Given request: Repeat the whole of the data, keeping every detail the same.

---- Listing

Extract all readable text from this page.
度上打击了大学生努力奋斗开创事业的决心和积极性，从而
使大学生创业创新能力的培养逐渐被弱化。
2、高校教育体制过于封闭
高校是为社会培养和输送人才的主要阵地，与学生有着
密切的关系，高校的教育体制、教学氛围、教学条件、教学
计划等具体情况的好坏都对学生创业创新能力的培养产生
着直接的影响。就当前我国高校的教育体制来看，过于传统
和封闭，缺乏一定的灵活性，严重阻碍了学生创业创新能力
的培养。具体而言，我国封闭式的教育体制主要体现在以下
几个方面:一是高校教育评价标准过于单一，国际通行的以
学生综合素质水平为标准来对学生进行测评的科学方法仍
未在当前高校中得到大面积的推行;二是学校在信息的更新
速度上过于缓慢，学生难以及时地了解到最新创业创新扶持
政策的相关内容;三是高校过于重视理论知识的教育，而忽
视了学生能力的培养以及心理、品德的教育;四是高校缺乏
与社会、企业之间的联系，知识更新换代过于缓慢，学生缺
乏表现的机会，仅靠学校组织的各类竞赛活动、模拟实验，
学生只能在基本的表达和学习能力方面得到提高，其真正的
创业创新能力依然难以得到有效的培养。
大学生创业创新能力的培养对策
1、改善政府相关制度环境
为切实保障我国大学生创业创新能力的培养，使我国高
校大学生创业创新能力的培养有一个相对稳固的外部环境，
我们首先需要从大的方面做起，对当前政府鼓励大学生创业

--------

Written solution:
Extract all readable text from this page.
度上打击了大学生努力奋斗开创事业的决心和积极性，从而
使大学生创业创新能力的培养逐渐被弱化。
2、高校教育体制过于封闭
高校是为社会培养和输送人才的主要阵地，与学生有着
密切的关系，高校的教育体制、教学氛围、教学条件、教学
计划等具体情况的好坏都对学生创业创新能力的培养产生
着直接的影响。就当前我国高校的教育体制来看，过于传统
和封闭，缺乏一定的灵活性，严重阻碍了学生创业创新能力
的培养。具体而言，我国封闭式的教育体制主要体现在以下
几个方面:一是高校教育评价标准过于单一，国际通行的以
学生综合素质水平为标准来对学生进行测评的科学方法仍
未在当前高校中得到大面积的推行;二是学校在信息的更新
速度上过于缓慢，学生难以及时地了解到最新创业创新扶持
政策的相关内容;三是高校过于重视理论知识的教育，而忽
视了学生能力的培养以及心理、品德的教育;四是高校缺乏
与社会、企业之间的联系，知识更新换代过于缓慢，学生缺
乏表现的机会，仅靠学校组织的各类竞赛活动、模拟实验，
学生只能在基本的表达和学习能力方面得到提高，其真正的
创业创新能力依然难以得到有效的培养。
大学生创业创新能力的培养对策
1、改善政府相关制度环境
为切实保障我国大学生创业创新能力的培养，使我国高
校大学生创业创新能力的培养有一个相对稳固的外部环境，
我们首先需要从大的方面做起，对当前政府鼓励大学生创业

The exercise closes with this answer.